Start Data shown

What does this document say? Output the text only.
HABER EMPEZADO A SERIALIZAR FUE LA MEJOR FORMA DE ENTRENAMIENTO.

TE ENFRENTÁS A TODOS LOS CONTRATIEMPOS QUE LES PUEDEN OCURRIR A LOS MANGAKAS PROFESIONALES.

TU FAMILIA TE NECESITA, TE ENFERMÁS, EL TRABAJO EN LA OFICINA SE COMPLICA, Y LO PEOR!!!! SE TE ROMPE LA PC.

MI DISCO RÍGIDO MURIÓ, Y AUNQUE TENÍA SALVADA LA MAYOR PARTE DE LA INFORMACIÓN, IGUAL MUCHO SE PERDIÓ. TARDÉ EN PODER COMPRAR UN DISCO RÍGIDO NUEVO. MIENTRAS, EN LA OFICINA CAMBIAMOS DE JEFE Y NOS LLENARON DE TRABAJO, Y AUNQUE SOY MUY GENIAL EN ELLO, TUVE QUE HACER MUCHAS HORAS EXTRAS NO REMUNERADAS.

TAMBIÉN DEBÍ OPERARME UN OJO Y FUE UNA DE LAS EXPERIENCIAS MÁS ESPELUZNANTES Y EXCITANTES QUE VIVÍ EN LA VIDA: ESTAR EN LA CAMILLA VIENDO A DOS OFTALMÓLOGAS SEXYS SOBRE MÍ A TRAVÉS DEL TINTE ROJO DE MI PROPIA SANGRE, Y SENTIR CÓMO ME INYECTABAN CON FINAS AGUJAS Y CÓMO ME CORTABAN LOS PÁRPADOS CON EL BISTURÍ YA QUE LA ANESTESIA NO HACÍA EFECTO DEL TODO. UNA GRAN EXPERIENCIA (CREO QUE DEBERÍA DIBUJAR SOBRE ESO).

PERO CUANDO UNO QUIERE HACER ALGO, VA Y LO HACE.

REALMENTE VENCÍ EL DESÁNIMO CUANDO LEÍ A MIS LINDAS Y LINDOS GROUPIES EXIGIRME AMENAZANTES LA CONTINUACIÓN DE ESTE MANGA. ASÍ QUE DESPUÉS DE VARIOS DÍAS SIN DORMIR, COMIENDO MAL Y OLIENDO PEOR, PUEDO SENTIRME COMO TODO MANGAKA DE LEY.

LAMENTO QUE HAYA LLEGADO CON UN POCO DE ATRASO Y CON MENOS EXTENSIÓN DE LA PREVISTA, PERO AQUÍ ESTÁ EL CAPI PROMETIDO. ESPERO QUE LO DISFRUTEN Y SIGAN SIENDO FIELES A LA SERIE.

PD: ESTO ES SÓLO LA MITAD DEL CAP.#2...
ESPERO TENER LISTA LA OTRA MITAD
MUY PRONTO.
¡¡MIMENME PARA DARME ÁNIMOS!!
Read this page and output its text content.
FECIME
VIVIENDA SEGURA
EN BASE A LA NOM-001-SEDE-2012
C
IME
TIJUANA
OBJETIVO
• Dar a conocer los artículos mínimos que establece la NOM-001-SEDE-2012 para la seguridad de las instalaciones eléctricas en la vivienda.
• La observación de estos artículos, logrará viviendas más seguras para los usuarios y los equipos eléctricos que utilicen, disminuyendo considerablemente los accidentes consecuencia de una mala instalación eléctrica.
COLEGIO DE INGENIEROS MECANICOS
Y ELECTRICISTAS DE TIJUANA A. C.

End Data shown

* **Your task**
Extract all lines as given.

* **Finished exercise**
What does this document say? Output the text only.
HABER EMPEZADO A SERIALIZAR FUE LA MEJOR FORMA DE ENTRENAMIENTO.

TE ENFRENTÁS A TODOS LOS CONTRATIEMPOS QUE LES PUEDEN OCURRIR A LOS MANGAKAS PROFESIONALES.

TU FAMILIA TE NECESITA, TE ENFERMÁS, EL TRABAJO EN LA OFICINA SE COMPLICA, Y LO PEOR!!!! SE TE ROMPE LA PC.

MI DISCO RÍGIDO MURIÓ, Y AUNQUE TENÍA SALVADA LA MAYOR PARTE DE LA INFORMACIÓN, IGUAL MUCHO SE PERDIÓ. TARDÉ EN PODER COMPRAR UN DISCO RÍGIDO NUEVO. MIENTRAS, EN LA OFICINA CAMBIAMOS DE JEFE Y NOS LLENARON DE TRABAJO, Y AUNQUE SOY MUY GENIAL EN ELLO, TUVE QUE HACER MUCHAS HORAS EXTRAS NO REMUNERADAS.

TAMBIÉN DEBÍ OPERARME UN OJO Y FUE UNA DE LAS EXPERIENCIAS MÁS ESPELUZNANTES Y EXCITANTES QUE VIVÍ EN LA VIDA: ESTAR EN LA CAMILLA VIENDO A DOS OFTALMÓLOGAS SEXYS SOBRE MÍ A TRAVÉS DEL TINTE ROJO DE MI PROPIA SANGRE, Y SENTIR CÓMO ME INYECTABAN CON FINAS AGUJAS Y CÓMO ME CORTABAN LOS PÁRPADOS CON EL BISTURÍ YA QUE LA ANESTESIA NO HACÍA EFECTO DEL TODO. UNA GRAN EXPERIENCIA (CREO QUE DEBERÍA DIBUJAR SOBRE ESO).

PERO CUANDO UNO QUIERE HACER ALGO, VA Y LO HACE.

REALMENTE VENCÍ EL DESÁNIMO CUANDO LEÍ A MIS LINDAS Y LINDOS GROUPIES EXIGIRME AMENAZANTES LA CONTINUACIÓN DE ESTE MANGA. ASÍ QUE DESPUÉS DE VARIOS DÍAS SIN DORMIR, COMIENDO MAL Y OLIENDO PEOR, PUEDO SENTIRME COMO TODO MANGAKA DE LEY.

LAMENTO QUE HAYA LLEGADO CON UN POCO DE ATRASO Y CON MENOS EXTENSIÓN DE LA PREVISTA, PERO AQUÍ ESTÁ EL CAPI PROMETIDO. ESPERO QUE LO DISFRUTEN Y SIGAN SIENDO FIELES A LA SERIE.

PD: ESTO ES SÓLO LA MITAD DEL CAP.#2...
ESPERO TENER LISTA LA OTRA MITAD
MUY PRONTO.
¡¡MIMENME PARA DARME ÁNIMOS!!
Read this page and output its text content.
FECIME
VIVIENDA SEGURA
EN BASE A LA NOM-001-SEDE-2012
C
IME
TIJUANA
OBJETIVO
• Dar a conocer los artículos mínimos que establece la NOM-001-SEDE-2012 para la seguridad de las instalaciones eléctricas en la vivienda.
• La observación de estos artículos, logrará viviendas más seguras para los usuarios y los equipos eléctricos que utilicen, disminuyendo considerablemente los accidentes consecuencia de una mala instalación eléctrica.
COLEGIO DE INGENIEROS MECANICOS
Y ELECTRICISTAS DE TIJUANA A. C.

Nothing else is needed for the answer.